INSTRUCTIONS FOR THE TASK:
From the listing below, select every line where the word "TetherUS" appears.

----

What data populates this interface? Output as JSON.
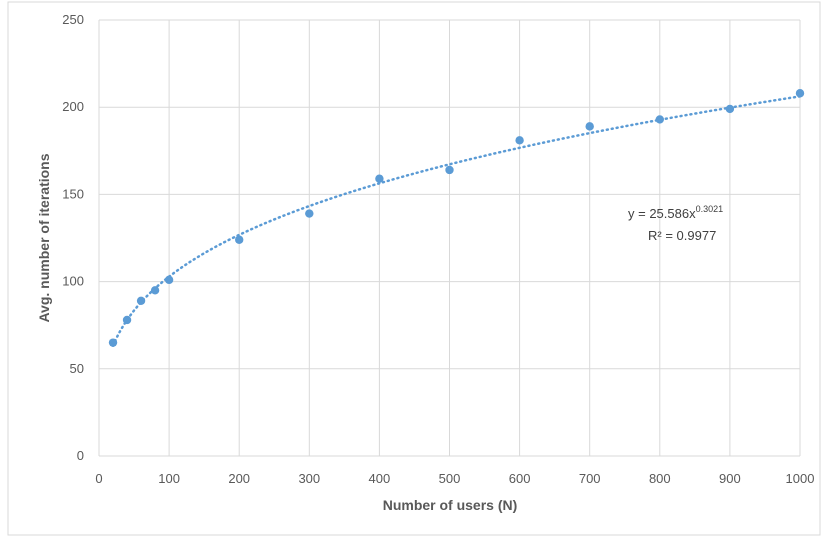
{
  "chart_data": {
    "type": "scatter",
    "title": "",
    "xlabel": "Number of users (N)",
    "ylabel": "Avg. number of iterations",
    "xlim": [
      0,
      1000
    ],
    "ylim": [
      0,
      250
    ],
    "x_ticks": [
      "0",
      "100",
      "200",
      "300",
      "400",
      "500",
      "600",
      "700",
      "800",
      "900",
      "1000"
    ],
    "y_ticks": [
      "0",
      "50",
      "100",
      "150",
      "200",
      "250"
    ],
    "grid": true,
    "legend": "none",
    "series": [
      {
        "color": "#5b9bd5",
        "points": [
          {
            "x": 20,
            "y": 65
          },
          {
            "x": 40,
            "y": 78
          },
          {
            "x": 60,
            "y": 89
          },
          {
            "x": 80,
            "y": 95
          },
          {
            "x": 100,
            "y": 101
          },
          {
            "x": 200,
            "y": 124
          },
          {
            "x": 300,
            "y": 139
          },
          {
            "x": 400,
            "y": 159
          },
          {
            "x": 500,
            "y": 164
          },
          {
            "x": 600,
            "y": 181
          },
          {
            "x": 700,
            "y": 189
          },
          {
            "x": 800,
            "y": 193
          },
          {
            "x": 900,
            "y": 199
          },
          {
            "x": 1000,
            "y": 208
          }
        ]
      }
    ],
    "trendline": {
      "type": "power",
      "coefficient": 25.586,
      "exponent": 0.3021,
      "style": "dotted",
      "color": "#5b9bd5"
    },
    "annotations": {
      "equation_prefix": "y = 25.586x",
      "equation_exponent": "0.3021",
      "r_squared_label": "R² = 0.9977"
    }
  },
  "colors": {
    "gridline": "#d9d9d9",
    "border": "#d9d9d9",
    "text": "#595959"
  }
}
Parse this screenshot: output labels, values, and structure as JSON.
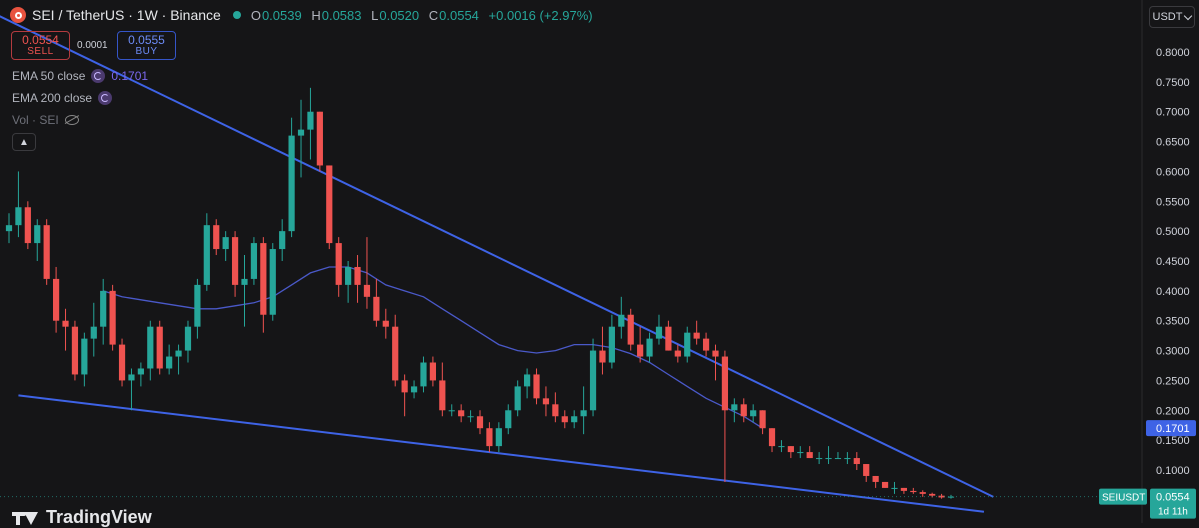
{
  "header": {
    "symbol_title": "SEI / TetherUS · 1W · Binance",
    "ohlc": [
      {
        "k": "O",
        "v": "0.0539"
      },
      {
        "k": "H",
        "v": "0.0583"
      },
      {
        "k": "L",
        "v": "0.0520"
      },
      {
        "k": "C",
        "v": "0.0554"
      },
      {
        "k": "",
        "v": "+0.0016 (+2.97%)"
      }
    ]
  },
  "trade": {
    "sell_price": "0.0554",
    "sell_label": "SELL",
    "spread": "0.0001",
    "buy_price": "0.0555",
    "buy_label": "BUY"
  },
  "indicators": {
    "ema50_label": "EMA 50 close",
    "ema50_value": "0.1701",
    "ema200_label": "EMA 200 close",
    "vol_label": "Vol · SEI"
  },
  "currency_selector": "USDT",
  "brand": "TradingView",
  "colors": {
    "up": "#26a69a",
    "down": "#ef5350",
    "trendline": "#3e63e6",
    "ema50": "#4a59c9",
    "ema_badge": "#3e63e6",
    "background": "#151517"
  },
  "chart_data": {
    "type": "candlestick",
    "title": "SEI / TetherUS · 1W · Binance",
    "y_axis": {
      "ticks": [
        "0.8000",
        "0.7500",
        "0.7000",
        "0.6500",
        "0.6000",
        "0.5500",
        "0.5000",
        "0.4500",
        "0.4000",
        "0.3500",
        "0.3000",
        "0.2500",
        "0.2000",
        "0.1500",
        "0.1000"
      ],
      "ylim": [
        0.04,
        0.84
      ]
    },
    "candles": [
      [
        0.5,
        0.53,
        0.48,
        0.51
      ],
      [
        0.51,
        0.6,
        0.49,
        0.54
      ],
      [
        0.54,
        0.55,
        0.47,
        0.48
      ],
      [
        0.48,
        0.52,
        0.45,
        0.51
      ],
      [
        0.51,
        0.52,
        0.41,
        0.42
      ],
      [
        0.42,
        0.44,
        0.33,
        0.35
      ],
      [
        0.35,
        0.37,
        0.3,
        0.34
      ],
      [
        0.34,
        0.35,
        0.25,
        0.26
      ],
      [
        0.26,
        0.33,
        0.24,
        0.32
      ],
      [
        0.32,
        0.38,
        0.29,
        0.34
      ],
      [
        0.34,
        0.42,
        0.31,
        0.4
      ],
      [
        0.4,
        0.41,
        0.3,
        0.31
      ],
      [
        0.31,
        0.32,
        0.24,
        0.25
      ],
      [
        0.25,
        0.27,
        0.2,
        0.26
      ],
      [
        0.26,
        0.28,
        0.24,
        0.27
      ],
      [
        0.27,
        0.35,
        0.25,
        0.34
      ],
      [
        0.34,
        0.35,
        0.26,
        0.27
      ],
      [
        0.27,
        0.31,
        0.26,
        0.29
      ],
      [
        0.29,
        0.31,
        0.26,
        0.3
      ],
      [
        0.3,
        0.35,
        0.28,
        0.34
      ],
      [
        0.34,
        0.42,
        0.32,
        0.41
      ],
      [
        0.41,
        0.53,
        0.4,
        0.51
      ],
      [
        0.51,
        0.52,
        0.46,
        0.47
      ],
      [
        0.47,
        0.5,
        0.45,
        0.49
      ],
      [
        0.49,
        0.5,
        0.39,
        0.41
      ],
      [
        0.41,
        0.46,
        0.34,
        0.42
      ],
      [
        0.42,
        0.49,
        0.41,
        0.48
      ],
      [
        0.48,
        0.49,
        0.33,
        0.36
      ],
      [
        0.36,
        0.48,
        0.35,
        0.47
      ],
      [
        0.47,
        0.52,
        0.45,
        0.5
      ],
      [
        0.5,
        0.69,
        0.49,
        0.66
      ],
      [
        0.66,
        0.72,
        0.59,
        0.67
      ],
      [
        0.67,
        0.74,
        0.62,
        0.7
      ],
      [
        0.7,
        0.7,
        0.6,
        0.61
      ],
      [
        0.61,
        0.61,
        0.47,
        0.48
      ],
      [
        0.48,
        0.49,
        0.39,
        0.41
      ],
      [
        0.41,
        0.45,
        0.38,
        0.44
      ],
      [
        0.44,
        0.46,
        0.38,
        0.41
      ],
      [
        0.41,
        0.49,
        0.37,
        0.39
      ],
      [
        0.39,
        0.42,
        0.34,
        0.35
      ],
      [
        0.35,
        0.37,
        0.32,
        0.34
      ],
      [
        0.34,
        0.36,
        0.24,
        0.25
      ],
      [
        0.25,
        0.26,
        0.19,
        0.23
      ],
      [
        0.23,
        0.25,
        0.22,
        0.24
      ],
      [
        0.24,
        0.29,
        0.23,
        0.28
      ],
      [
        0.28,
        0.29,
        0.24,
        0.25
      ],
      [
        0.25,
        0.28,
        0.19,
        0.2
      ],
      [
        0.2,
        0.21,
        0.19,
        0.2
      ],
      [
        0.2,
        0.21,
        0.18,
        0.19
      ],
      [
        0.19,
        0.2,
        0.18,
        0.19
      ],
      [
        0.19,
        0.2,
        0.16,
        0.17
      ],
      [
        0.17,
        0.18,
        0.13,
        0.14
      ],
      [
        0.14,
        0.18,
        0.13,
        0.17
      ],
      [
        0.17,
        0.21,
        0.16,
        0.2
      ],
      [
        0.2,
        0.25,
        0.19,
        0.24
      ],
      [
        0.24,
        0.27,
        0.22,
        0.26
      ],
      [
        0.26,
        0.27,
        0.21,
        0.22
      ],
      [
        0.22,
        0.24,
        0.19,
        0.21
      ],
      [
        0.21,
        0.23,
        0.18,
        0.19
      ],
      [
        0.19,
        0.2,
        0.17,
        0.18
      ],
      [
        0.18,
        0.2,
        0.17,
        0.19
      ],
      [
        0.19,
        0.24,
        0.16,
        0.2
      ],
      [
        0.2,
        0.32,
        0.19,
        0.3
      ],
      [
        0.3,
        0.34,
        0.26,
        0.28
      ],
      [
        0.28,
        0.36,
        0.27,
        0.34
      ],
      [
        0.34,
        0.39,
        0.32,
        0.36
      ],
      [
        0.36,
        0.37,
        0.3,
        0.31
      ],
      [
        0.31,
        0.34,
        0.28,
        0.29
      ],
      [
        0.29,
        0.33,
        0.28,
        0.32
      ],
      [
        0.32,
        0.36,
        0.31,
        0.34
      ],
      [
        0.34,
        0.35,
        0.3,
        0.3
      ],
      [
        0.3,
        0.31,
        0.28,
        0.29
      ],
      [
        0.29,
        0.34,
        0.28,
        0.33
      ],
      [
        0.33,
        0.35,
        0.31,
        0.32
      ],
      [
        0.32,
        0.33,
        0.29,
        0.3
      ],
      [
        0.3,
        0.31,
        0.25,
        0.29
      ],
      [
        0.29,
        0.3,
        0.08,
        0.2
      ],
      [
        0.2,
        0.22,
        0.18,
        0.21
      ],
      [
        0.21,
        0.22,
        0.18,
        0.19
      ],
      [
        0.19,
        0.21,
        0.18,
        0.2
      ],
      [
        0.2,
        0.2,
        0.16,
        0.17
      ],
      [
        0.17,
        0.17,
        0.13,
        0.14
      ],
      [
        0.14,
        0.15,
        0.13,
        0.14
      ],
      [
        0.14,
        0.14,
        0.12,
        0.13
      ],
      [
        0.13,
        0.14,
        0.12,
        0.13
      ],
      [
        0.13,
        0.14,
        0.12,
        0.12
      ],
      [
        0.12,
        0.13,
        0.11,
        0.12
      ],
      [
        0.12,
        0.14,
        0.11,
        0.12
      ],
      [
        0.12,
        0.13,
        0.12,
        0.12
      ],
      [
        0.12,
        0.13,
        0.11,
        0.12
      ],
      [
        0.12,
        0.13,
        0.1,
        0.11
      ],
      [
        0.11,
        0.11,
        0.08,
        0.09
      ],
      [
        0.09,
        0.09,
        0.07,
        0.08
      ],
      [
        0.08,
        0.08,
        0.07,
        0.07
      ],
      [
        0.07,
        0.08,
        0.06,
        0.07
      ],
      [
        0.07,
        0.07,
        0.06,
        0.065
      ],
      [
        0.065,
        0.07,
        0.06,
        0.063
      ],
      [
        0.063,
        0.066,
        0.055,
        0.06
      ],
      [
        0.06,
        0.062,
        0.054,
        0.057
      ],
      [
        0.057,
        0.06,
        0.052,
        0.054
      ],
      [
        0.0539,
        0.0583,
        0.052,
        0.0554
      ]
    ],
    "ema50": [
      0.4,
      0.39,
      0.385,
      0.38,
      0.375,
      0.37,
      0.37,
      0.375,
      0.38,
      0.39,
      0.41,
      0.43,
      0.44,
      0.44,
      0.43,
      0.41,
      0.4,
      0.39,
      0.37,
      0.35,
      0.33,
      0.31,
      0.3,
      0.296,
      0.3,
      0.31,
      0.31,
      0.305,
      0.295,
      0.28,
      0.26,
      0.24,
      0.22,
      0.205,
      0.19,
      0.17
    ],
    "trendlines": [
      {
        "from": [
          -1,
          0.86
        ],
        "to": [
          104.5,
          0.055
        ]
      },
      {
        "from": [
          1,
          0.225
        ],
        "to": [
          103.5,
          0.03
        ]
      }
    ],
    "price_labels": [
      {
        "label": "",
        "value": "0.1701",
        "y": 0.1701
      },
      {
        "label": "SEIUSDT",
        "value": "0.0554",
        "sub": "1d 11h",
        "y": 0.0554
      }
    ],
    "grid": false
  }
}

----

THE SOLUTION:
    "symbol_title": "SEI / TetherUS · 1W · Binance",
    "title": "SEI / TetherUS · 1W · Binance",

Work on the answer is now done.